### Requirement
Lines in the following data that contain the string "HOME" are to be counted. Report only their number.

### Material for the task

______________________________

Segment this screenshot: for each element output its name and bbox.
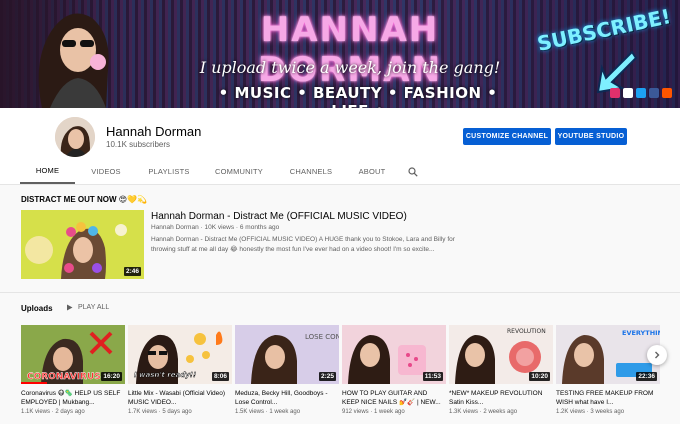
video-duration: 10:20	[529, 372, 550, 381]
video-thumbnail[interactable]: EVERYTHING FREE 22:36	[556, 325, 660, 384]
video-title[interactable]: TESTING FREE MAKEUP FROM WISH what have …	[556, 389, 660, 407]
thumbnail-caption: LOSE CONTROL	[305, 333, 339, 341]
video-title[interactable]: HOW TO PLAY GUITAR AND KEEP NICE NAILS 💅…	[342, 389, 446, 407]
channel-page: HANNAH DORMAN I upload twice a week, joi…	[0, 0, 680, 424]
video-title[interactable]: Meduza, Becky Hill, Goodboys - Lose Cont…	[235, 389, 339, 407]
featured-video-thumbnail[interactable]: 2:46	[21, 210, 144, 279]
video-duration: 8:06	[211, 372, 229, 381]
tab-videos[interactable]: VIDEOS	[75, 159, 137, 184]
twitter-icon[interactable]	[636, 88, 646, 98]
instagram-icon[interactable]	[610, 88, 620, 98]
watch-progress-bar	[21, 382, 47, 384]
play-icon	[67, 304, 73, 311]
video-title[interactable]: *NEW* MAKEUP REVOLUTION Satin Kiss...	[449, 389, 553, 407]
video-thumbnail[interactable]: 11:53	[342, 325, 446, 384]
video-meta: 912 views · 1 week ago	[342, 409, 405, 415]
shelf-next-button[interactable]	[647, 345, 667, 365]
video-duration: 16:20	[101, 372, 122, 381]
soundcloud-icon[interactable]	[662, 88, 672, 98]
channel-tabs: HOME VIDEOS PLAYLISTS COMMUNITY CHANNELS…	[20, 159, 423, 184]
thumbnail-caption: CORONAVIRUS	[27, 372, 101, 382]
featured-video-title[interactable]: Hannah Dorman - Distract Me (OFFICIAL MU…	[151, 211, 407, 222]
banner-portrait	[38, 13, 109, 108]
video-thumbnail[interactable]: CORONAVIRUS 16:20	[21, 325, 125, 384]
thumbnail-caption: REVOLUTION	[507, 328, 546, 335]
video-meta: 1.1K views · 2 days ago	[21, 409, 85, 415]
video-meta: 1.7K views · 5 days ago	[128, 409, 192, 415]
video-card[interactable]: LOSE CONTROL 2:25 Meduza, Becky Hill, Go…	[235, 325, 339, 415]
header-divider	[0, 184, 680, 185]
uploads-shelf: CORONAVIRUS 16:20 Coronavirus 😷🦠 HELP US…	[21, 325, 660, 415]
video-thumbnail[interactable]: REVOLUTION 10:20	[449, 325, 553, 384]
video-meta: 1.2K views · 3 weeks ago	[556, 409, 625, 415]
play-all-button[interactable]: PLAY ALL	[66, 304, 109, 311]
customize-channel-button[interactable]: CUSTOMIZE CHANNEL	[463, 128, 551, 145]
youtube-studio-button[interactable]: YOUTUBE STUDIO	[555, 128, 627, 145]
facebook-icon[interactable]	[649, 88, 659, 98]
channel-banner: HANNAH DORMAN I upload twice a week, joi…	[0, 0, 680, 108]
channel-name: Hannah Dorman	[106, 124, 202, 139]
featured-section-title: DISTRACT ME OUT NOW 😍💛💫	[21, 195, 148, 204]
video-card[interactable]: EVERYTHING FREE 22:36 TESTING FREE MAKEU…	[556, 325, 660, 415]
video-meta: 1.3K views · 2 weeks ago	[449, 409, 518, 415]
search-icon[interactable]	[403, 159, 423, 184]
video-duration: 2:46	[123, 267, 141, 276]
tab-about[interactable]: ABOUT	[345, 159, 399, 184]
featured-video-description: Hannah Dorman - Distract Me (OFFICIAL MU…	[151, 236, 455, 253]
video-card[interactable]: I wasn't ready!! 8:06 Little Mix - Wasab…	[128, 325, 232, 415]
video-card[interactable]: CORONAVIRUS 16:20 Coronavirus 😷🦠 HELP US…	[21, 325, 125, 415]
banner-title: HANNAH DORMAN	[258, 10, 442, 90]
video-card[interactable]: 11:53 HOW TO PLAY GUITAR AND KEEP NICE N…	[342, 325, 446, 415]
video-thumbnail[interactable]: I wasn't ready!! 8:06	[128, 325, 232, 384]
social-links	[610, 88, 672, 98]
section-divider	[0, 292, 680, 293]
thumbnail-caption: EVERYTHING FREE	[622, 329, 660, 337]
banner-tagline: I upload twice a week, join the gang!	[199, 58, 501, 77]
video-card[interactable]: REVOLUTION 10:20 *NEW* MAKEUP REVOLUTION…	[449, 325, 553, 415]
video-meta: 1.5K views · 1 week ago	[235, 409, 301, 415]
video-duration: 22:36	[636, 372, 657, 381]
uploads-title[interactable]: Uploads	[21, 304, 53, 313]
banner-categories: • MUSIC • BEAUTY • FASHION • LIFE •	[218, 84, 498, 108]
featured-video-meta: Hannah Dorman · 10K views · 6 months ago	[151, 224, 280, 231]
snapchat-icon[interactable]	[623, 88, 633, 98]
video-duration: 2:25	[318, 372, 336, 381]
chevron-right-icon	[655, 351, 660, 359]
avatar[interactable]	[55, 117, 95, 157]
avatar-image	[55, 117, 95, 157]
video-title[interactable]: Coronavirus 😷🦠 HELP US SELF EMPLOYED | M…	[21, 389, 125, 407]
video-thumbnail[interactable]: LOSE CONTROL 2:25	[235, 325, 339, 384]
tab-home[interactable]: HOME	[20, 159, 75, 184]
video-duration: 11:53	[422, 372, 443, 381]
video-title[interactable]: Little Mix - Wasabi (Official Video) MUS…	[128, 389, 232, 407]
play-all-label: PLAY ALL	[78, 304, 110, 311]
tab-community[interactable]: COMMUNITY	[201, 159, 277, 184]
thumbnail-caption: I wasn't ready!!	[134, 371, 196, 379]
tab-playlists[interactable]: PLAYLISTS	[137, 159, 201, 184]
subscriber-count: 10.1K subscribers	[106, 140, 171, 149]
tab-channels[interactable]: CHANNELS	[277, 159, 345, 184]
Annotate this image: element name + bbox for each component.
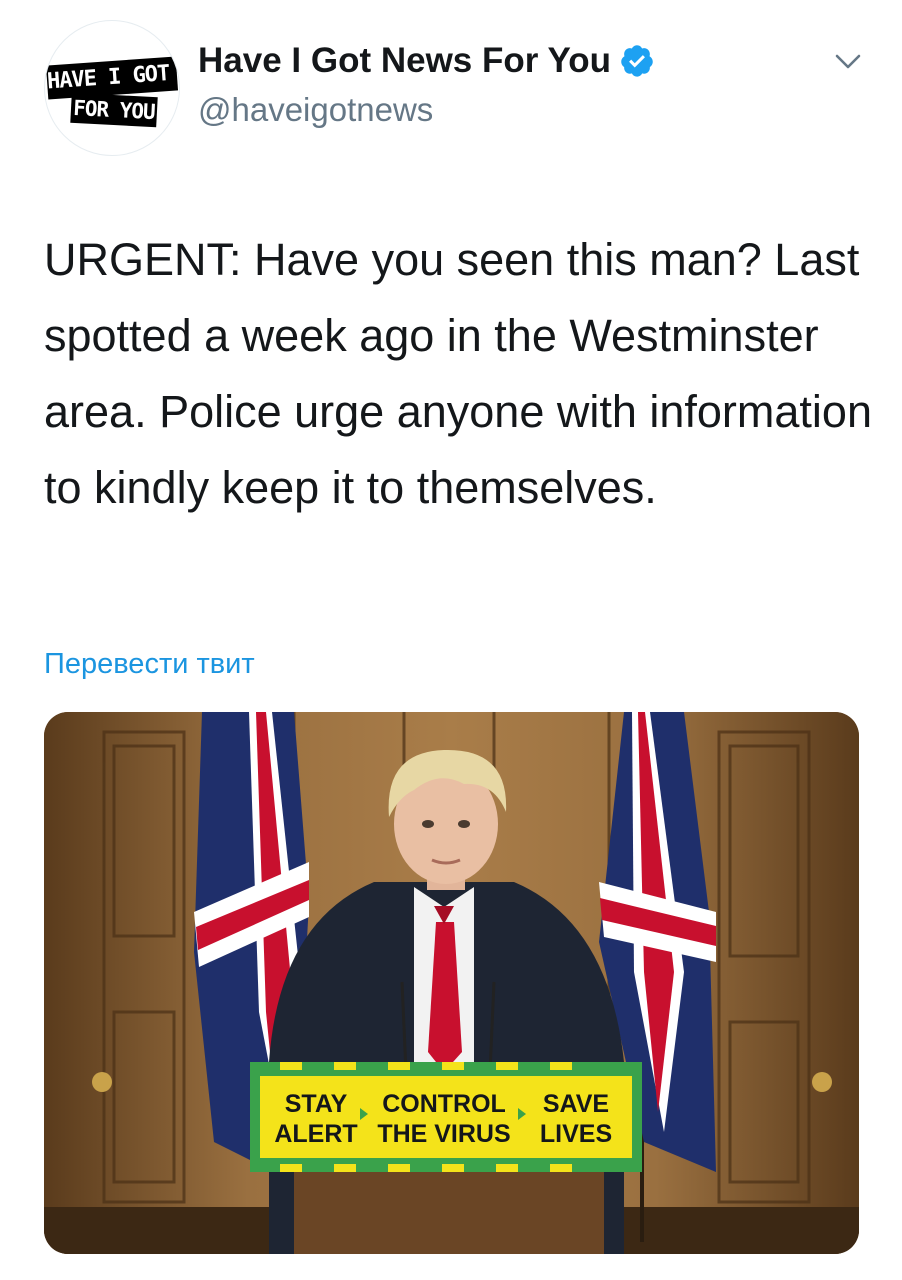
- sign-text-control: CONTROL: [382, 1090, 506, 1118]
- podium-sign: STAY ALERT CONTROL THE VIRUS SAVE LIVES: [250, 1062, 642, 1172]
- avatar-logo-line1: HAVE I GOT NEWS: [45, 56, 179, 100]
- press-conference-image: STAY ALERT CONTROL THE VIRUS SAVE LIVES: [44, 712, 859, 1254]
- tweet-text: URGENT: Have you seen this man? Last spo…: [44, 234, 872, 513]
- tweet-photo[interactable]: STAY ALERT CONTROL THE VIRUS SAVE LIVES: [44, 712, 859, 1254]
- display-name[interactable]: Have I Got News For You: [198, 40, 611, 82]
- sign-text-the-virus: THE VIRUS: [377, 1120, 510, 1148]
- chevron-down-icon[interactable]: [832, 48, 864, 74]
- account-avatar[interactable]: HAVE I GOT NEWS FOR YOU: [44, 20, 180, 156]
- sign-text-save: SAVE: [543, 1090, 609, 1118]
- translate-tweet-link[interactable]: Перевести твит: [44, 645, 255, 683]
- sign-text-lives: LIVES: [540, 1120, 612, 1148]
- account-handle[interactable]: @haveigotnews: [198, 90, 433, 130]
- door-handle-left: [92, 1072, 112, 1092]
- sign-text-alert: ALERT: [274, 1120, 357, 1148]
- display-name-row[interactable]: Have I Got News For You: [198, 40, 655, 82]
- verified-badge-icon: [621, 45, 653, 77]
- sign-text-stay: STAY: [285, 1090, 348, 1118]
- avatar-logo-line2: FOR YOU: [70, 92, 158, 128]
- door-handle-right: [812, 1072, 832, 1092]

______________________________

### Solution to this exercise
2